#### Exercise inputs

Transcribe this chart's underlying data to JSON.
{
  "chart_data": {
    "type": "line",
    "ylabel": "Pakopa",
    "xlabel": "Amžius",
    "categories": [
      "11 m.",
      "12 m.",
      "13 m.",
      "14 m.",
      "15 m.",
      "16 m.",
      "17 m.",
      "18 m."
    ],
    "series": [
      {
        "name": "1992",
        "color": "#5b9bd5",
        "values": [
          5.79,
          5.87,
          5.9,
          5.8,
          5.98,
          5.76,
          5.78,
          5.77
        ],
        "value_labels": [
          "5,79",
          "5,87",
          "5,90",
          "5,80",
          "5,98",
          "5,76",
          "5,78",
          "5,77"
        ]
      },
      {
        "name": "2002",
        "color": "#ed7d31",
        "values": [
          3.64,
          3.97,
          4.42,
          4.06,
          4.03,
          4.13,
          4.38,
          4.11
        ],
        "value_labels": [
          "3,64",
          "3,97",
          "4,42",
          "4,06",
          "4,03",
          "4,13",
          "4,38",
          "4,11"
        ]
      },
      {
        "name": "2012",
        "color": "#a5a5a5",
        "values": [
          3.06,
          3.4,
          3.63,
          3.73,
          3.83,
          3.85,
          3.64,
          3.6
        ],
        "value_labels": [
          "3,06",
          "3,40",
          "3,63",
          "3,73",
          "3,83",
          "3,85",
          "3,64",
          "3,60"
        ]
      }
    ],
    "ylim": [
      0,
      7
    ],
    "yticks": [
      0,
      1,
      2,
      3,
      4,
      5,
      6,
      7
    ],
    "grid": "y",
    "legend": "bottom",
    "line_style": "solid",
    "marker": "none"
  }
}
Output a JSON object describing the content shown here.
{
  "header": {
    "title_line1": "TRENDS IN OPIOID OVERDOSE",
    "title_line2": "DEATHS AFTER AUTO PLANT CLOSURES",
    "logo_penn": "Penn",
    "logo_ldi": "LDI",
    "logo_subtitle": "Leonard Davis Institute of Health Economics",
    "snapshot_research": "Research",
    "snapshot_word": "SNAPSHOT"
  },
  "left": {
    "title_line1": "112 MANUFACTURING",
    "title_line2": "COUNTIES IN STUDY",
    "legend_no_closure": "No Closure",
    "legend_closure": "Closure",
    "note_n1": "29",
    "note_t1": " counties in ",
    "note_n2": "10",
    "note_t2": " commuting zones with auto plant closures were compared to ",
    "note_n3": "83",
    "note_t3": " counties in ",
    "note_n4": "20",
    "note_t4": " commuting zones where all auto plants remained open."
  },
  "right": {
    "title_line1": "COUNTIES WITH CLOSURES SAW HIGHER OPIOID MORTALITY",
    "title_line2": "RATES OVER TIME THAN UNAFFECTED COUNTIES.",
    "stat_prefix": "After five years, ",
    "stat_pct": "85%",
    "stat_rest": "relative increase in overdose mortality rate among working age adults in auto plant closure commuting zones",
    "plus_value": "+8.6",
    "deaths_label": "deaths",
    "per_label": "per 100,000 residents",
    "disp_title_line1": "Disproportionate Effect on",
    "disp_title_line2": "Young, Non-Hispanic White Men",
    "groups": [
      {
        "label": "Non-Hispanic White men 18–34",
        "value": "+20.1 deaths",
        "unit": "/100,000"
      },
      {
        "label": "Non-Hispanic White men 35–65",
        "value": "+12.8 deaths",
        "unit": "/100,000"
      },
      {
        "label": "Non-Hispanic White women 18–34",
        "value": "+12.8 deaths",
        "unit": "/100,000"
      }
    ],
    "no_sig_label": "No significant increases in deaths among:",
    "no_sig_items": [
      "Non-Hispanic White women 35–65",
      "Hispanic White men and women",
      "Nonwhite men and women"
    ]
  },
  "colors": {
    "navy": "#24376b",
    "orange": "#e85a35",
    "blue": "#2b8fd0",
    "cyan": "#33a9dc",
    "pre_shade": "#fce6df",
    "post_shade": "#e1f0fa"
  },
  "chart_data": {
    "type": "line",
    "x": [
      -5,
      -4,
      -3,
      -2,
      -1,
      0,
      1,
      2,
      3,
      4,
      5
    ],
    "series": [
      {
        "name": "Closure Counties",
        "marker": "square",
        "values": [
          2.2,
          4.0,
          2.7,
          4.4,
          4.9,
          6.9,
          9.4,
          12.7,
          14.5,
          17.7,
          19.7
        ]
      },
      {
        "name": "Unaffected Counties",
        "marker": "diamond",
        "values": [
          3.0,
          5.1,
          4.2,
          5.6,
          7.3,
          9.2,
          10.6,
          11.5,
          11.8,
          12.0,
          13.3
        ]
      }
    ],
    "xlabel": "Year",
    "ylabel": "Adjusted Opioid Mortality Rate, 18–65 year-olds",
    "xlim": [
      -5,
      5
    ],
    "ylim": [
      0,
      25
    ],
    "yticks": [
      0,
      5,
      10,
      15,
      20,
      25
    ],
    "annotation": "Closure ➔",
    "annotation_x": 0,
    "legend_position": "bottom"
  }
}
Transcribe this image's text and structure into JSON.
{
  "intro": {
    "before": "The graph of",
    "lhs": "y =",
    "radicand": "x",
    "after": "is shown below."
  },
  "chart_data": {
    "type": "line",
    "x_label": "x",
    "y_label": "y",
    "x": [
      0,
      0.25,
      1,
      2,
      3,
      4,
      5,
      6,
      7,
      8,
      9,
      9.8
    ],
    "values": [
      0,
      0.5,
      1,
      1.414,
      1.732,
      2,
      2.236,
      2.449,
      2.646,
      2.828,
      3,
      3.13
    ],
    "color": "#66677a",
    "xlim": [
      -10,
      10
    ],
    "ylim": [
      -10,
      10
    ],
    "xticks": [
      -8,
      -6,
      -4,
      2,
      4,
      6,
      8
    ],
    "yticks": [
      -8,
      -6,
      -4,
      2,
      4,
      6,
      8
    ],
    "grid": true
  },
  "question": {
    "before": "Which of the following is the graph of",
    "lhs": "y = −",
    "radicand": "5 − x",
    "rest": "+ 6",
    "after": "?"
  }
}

########

■ Aim
Filter the records above for lines containing the word "among", and copy those lines.

■ Solution
    "stat_rest": "relative increase in overdose mortality rate among working age adults in auto plant closure commuting zones",
    "no_sig_label": "No significant increases in deaths among:",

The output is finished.